>>>>>

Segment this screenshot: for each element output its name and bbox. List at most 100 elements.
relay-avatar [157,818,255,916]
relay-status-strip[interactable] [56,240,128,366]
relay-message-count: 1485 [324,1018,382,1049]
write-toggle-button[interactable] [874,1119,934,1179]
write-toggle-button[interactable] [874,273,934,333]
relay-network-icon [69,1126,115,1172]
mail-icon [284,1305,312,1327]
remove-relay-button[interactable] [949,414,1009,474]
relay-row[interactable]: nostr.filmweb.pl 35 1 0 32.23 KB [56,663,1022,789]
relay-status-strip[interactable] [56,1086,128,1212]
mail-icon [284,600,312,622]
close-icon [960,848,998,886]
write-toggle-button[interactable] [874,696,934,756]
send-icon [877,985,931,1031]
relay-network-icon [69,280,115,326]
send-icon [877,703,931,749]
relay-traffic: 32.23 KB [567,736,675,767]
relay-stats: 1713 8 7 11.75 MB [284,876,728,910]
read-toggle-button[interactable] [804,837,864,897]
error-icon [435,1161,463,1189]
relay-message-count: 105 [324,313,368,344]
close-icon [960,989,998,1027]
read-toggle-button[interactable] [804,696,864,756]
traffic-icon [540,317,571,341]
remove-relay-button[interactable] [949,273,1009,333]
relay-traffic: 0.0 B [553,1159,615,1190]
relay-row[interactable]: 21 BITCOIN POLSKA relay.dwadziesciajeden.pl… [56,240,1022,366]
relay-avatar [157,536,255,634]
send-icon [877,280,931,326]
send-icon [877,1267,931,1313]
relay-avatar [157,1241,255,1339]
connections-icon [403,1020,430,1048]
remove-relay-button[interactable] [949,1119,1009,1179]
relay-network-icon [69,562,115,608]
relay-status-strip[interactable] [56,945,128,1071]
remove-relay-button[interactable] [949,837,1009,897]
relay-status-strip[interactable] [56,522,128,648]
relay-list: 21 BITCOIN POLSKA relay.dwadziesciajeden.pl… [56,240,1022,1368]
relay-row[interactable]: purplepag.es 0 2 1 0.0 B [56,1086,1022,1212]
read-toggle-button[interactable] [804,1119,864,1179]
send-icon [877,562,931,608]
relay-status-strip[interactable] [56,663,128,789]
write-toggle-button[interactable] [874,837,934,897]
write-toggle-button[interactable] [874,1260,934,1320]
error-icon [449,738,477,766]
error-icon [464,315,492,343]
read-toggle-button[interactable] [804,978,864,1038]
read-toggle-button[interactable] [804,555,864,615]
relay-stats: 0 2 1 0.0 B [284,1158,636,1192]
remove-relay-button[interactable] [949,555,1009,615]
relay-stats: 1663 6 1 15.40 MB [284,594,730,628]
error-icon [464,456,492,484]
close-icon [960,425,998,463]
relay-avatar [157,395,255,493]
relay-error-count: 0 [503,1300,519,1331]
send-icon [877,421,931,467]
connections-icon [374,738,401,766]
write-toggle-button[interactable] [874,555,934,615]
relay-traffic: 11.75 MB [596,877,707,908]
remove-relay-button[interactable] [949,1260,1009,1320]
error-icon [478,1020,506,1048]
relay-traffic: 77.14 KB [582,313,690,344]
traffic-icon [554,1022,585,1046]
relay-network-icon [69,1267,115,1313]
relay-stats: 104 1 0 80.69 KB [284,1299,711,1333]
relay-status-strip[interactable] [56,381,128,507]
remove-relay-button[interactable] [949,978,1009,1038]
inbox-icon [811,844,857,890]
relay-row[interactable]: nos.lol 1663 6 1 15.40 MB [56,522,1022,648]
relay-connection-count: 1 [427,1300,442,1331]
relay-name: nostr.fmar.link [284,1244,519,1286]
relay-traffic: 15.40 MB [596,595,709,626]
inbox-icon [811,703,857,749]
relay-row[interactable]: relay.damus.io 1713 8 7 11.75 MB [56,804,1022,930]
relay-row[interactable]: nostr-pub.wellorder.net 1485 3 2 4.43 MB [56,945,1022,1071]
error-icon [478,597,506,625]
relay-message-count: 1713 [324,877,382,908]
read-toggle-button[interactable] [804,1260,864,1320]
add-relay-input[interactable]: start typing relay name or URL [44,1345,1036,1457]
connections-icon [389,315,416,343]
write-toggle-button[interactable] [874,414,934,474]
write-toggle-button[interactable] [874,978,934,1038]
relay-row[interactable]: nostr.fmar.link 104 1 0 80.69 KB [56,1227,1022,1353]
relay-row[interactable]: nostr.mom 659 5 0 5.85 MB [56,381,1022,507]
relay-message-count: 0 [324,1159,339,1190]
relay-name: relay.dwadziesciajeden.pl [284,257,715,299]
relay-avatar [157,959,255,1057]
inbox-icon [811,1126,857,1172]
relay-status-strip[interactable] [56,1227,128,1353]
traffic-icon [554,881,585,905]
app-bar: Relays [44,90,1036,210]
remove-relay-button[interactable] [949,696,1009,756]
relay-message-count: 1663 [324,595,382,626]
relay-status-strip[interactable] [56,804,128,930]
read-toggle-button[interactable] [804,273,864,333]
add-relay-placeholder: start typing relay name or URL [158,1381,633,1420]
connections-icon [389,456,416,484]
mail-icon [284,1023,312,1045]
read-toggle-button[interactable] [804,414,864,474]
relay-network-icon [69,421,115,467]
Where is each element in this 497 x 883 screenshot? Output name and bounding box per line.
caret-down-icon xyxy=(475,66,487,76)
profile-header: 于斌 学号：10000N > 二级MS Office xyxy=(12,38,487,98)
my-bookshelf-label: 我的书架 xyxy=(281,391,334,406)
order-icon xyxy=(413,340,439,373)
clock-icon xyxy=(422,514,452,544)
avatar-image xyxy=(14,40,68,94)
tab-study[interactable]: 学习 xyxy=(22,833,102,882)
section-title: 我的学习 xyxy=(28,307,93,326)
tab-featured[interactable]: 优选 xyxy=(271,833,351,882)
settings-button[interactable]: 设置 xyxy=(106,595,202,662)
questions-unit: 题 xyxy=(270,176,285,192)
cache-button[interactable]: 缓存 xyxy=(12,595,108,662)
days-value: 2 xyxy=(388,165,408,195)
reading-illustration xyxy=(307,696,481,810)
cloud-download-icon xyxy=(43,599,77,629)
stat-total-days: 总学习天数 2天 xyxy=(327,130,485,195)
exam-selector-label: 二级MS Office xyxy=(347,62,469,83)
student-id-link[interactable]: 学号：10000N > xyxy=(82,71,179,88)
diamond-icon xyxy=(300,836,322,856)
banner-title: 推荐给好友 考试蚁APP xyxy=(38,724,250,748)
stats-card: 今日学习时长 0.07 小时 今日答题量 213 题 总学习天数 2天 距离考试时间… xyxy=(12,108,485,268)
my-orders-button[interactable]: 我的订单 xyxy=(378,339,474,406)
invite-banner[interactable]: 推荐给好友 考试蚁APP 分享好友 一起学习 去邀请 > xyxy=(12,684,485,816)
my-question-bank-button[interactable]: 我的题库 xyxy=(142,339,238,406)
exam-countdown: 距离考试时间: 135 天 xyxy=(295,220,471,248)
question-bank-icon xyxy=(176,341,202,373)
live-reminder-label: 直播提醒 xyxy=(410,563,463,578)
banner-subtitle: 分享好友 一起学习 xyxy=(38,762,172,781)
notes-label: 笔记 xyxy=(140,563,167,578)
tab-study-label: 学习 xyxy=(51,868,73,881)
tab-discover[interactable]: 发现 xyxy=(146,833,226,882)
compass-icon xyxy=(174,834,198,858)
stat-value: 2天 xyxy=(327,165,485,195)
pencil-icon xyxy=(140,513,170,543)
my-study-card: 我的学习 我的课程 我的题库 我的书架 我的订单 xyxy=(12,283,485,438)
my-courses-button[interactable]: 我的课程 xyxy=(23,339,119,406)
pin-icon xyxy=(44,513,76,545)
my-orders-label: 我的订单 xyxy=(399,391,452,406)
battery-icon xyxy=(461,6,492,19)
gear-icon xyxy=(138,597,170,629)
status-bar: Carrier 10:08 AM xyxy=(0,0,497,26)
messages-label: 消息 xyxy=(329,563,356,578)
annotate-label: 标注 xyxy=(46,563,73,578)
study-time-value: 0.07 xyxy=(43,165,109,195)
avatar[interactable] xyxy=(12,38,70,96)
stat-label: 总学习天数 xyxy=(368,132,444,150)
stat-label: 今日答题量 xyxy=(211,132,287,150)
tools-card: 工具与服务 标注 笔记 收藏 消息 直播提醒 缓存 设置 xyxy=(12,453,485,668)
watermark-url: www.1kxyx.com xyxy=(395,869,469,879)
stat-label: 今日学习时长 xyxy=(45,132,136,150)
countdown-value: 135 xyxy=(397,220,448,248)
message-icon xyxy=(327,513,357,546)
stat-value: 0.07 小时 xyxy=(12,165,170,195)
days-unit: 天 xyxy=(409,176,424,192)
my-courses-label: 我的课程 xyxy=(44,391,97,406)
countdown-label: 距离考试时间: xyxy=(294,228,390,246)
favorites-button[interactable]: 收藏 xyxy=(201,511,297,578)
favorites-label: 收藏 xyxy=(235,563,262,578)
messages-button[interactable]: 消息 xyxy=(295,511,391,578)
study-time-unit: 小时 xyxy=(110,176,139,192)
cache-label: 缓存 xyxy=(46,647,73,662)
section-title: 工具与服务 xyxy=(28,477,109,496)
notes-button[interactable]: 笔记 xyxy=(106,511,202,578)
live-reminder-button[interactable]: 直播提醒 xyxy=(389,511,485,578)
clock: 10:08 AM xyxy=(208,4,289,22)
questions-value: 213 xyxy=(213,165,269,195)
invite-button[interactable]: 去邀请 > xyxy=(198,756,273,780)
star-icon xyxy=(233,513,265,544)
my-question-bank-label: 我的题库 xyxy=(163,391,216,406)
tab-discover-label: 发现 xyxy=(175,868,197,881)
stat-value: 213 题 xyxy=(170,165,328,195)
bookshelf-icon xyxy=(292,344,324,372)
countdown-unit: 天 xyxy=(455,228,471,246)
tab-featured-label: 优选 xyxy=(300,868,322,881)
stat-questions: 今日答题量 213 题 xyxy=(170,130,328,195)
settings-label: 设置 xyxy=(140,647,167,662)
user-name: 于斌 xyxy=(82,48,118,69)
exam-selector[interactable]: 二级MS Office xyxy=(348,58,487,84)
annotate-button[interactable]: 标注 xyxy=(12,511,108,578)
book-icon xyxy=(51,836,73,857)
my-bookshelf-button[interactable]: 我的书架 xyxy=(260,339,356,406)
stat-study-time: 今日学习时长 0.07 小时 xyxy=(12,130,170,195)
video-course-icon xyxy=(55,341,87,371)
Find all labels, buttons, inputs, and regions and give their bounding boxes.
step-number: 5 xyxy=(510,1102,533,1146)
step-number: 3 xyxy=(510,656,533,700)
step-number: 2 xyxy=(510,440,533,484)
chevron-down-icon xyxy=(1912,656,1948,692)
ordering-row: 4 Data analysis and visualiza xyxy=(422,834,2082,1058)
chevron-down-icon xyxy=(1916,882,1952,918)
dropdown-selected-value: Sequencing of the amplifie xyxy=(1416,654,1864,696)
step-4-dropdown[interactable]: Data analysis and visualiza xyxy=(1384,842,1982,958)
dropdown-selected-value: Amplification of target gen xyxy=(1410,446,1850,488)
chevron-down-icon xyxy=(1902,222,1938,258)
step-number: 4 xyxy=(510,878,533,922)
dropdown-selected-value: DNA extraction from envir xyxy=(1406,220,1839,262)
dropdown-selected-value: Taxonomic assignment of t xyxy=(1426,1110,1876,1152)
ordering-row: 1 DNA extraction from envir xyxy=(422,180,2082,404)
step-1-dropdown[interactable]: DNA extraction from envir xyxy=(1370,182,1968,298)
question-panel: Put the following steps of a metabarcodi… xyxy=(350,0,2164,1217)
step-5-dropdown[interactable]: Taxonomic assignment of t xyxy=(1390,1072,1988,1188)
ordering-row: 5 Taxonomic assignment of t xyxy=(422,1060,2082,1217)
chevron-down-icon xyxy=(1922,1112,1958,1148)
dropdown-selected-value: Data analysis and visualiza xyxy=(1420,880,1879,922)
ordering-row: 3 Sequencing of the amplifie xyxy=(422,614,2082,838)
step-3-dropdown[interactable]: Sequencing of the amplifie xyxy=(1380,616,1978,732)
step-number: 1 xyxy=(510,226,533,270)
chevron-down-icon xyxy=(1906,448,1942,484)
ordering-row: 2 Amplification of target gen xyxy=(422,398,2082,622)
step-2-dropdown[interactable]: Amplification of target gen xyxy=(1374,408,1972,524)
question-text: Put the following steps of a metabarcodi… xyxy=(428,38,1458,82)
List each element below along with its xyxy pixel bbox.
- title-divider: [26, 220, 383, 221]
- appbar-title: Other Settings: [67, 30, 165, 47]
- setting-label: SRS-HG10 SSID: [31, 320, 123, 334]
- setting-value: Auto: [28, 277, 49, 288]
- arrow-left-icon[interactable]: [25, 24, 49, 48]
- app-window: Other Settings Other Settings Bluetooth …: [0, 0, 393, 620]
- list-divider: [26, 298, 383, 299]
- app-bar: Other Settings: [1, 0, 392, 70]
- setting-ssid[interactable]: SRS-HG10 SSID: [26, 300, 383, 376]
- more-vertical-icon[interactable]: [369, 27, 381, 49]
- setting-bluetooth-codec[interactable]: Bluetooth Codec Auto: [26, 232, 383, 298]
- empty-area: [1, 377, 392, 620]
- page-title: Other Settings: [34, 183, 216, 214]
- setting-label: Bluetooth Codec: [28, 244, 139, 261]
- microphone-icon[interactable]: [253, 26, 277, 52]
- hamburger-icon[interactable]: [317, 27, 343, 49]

<<<<<

■ **Required task**
Can you locate every line in the data above that contains the string "live" and copy each of those lines in full?

■ **Exercise answer**
live-reminder-label: 直播提醒 xyxy=(410,563,463,578)
live-reminder-button[interactable]: 直播提醒 xyxy=(389,511,485,578)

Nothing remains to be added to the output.